### Data listing
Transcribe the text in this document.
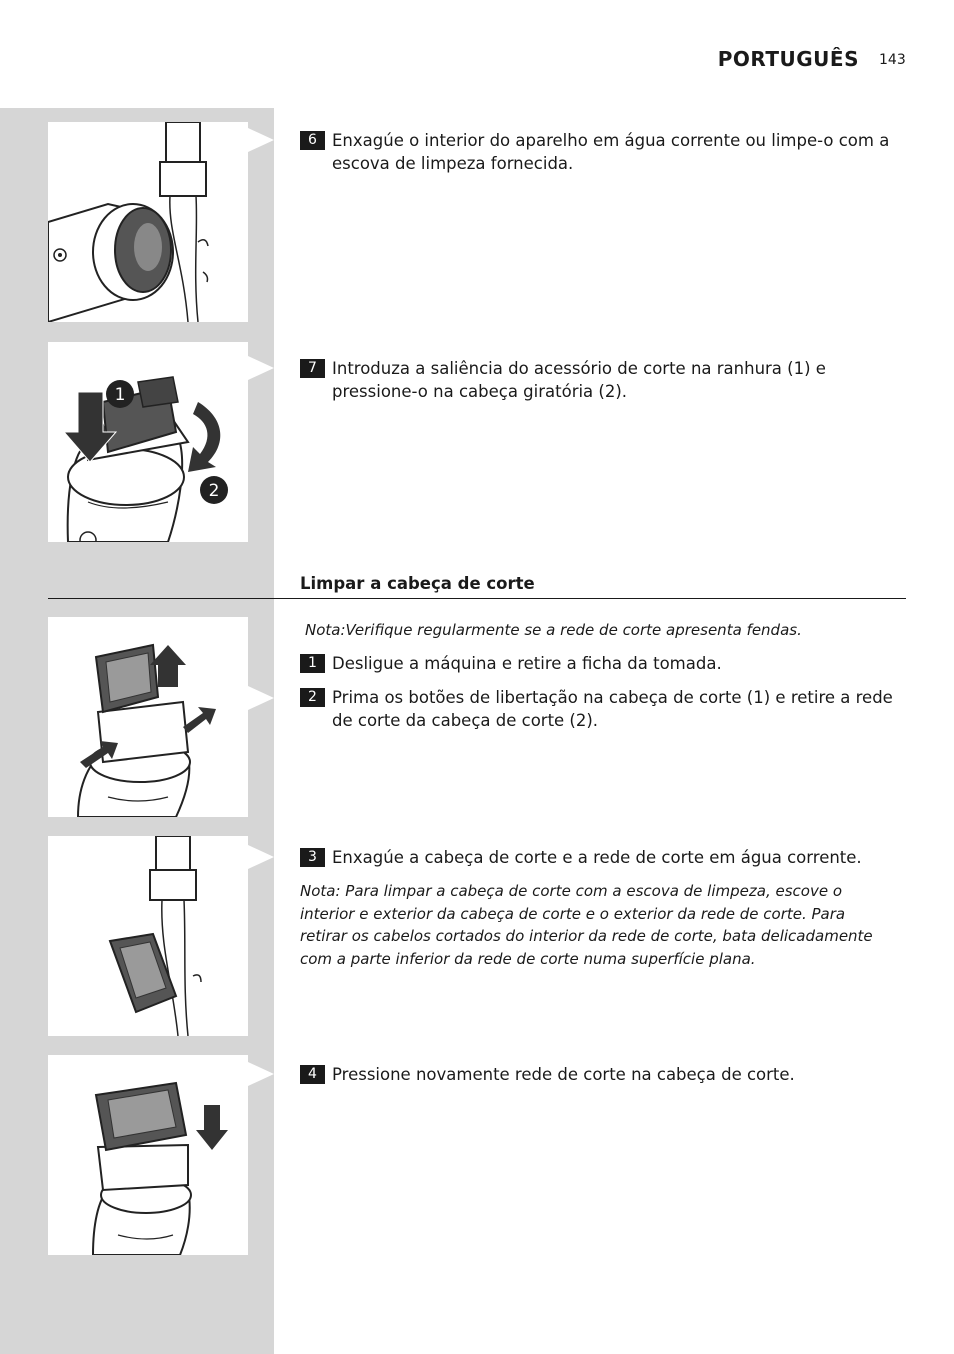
PORTUGUÊS 143
6 Enxagúe o interior do aparelho em água corrente ou limpe-o com a escova de limpeza fornecida.
1
2
7 Introduza a saliência do acessório de corte na ranhura (1) e pressione-o na cabeça giratória (2).
Limpar a cabeça de corte
Nota:Verifique regularmente se a rede de corte apresenta fendas.
1 Desligue a máquina e retire a ficha da tomada.
2 Prima os botões de libertação na cabeça de corte (1) e retire a rede de corte da cabeça de corte (2).
3 Enxagúe a cabeça de corte e a rede de corte em água corrente.
Nota: Para limpar a cabeça de corte com a escova de limpeza, escove o interior e exterior da cabeça de corte e o exterior da rede de corte. Para retirar os cabelos cortados do interior da rede de corte, bata delicadamente com a parte inferior da rede de corte numa superfície plana.
4 Pressione novamente rede de corte na cabeça de corte.
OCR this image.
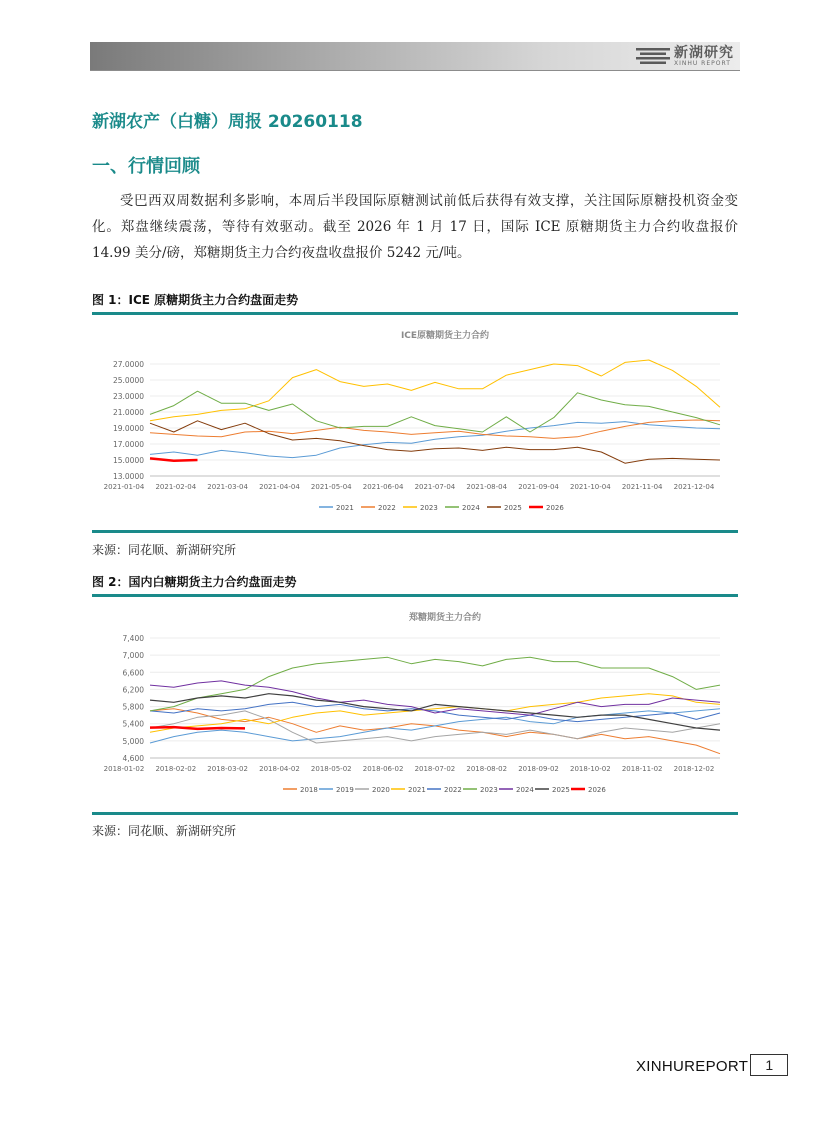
新湖研究
XINHU REPORT
新湖农产（白糖）周报 20260118
一、行情回顾

受巴西双周数据利多影响，本周后半段国际原糖测试前低后获得有效支撑，关注国际原糖投机资金变化。郑盘继续震荡，等待有效驱动。截至 2026 年 1 月 17 日，国际 ICE 原糖期货主力合约收盘报价 14.99 美分/磅，郑糖期货主力合约夜盘收盘报价 5242 元/吨。

图 1：ICE 原糖期货主力合约盘面走势

ICE原糖期货主力合约
13.0000
15.0000
17.0000
19.0000
21.0000
23.0000
25.0000
27.0000
2021-01-04 2021-02-04 2021-03-04 2021-04-04 2021-05-04 2021-06-04 2021-07-04 2021-08-04 2021-09-04 2021-10-04 2021-11-04 2021-12-04
2021	2022	2023	2024	2025	2026

来源：同花顺、新湖研究所

图 2：国内白糖期货主力合约盘面走势

郑糖期货主力合约
4,600
5,000
5,400
5,800
6,200
6,600
7,000
7,400
2018-01-02 2018-02-02 2018-03-02 2018-04-02 2018-05-02 2018-06-02 2018-07-02 2018-08-02 2018-09-02 2018-10-02 2018-11-02 2018-12-02
2018	2019	2020	2021	2022	2023	2024	2025	2026

来源：同花顺、新湖研究所

XINHUREPORT	1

### To be done
Working from the listing above, pick out every line that has "limpeza" and copy it.

### Exercise answer
6 Enxagúe o interior do aparelho em água corrente ou limpe-o com a escova de limpeza fornecida.
Nota: Para limpar a cabeça de corte com a escova de limpeza, escove o interior e exterior da cabeça de corte e o exterior da rede de corte. Para retirar os cabelos cortados do interior da rede de corte, bata delicadamente com a parte inferior da rede de corte numa superfície plana.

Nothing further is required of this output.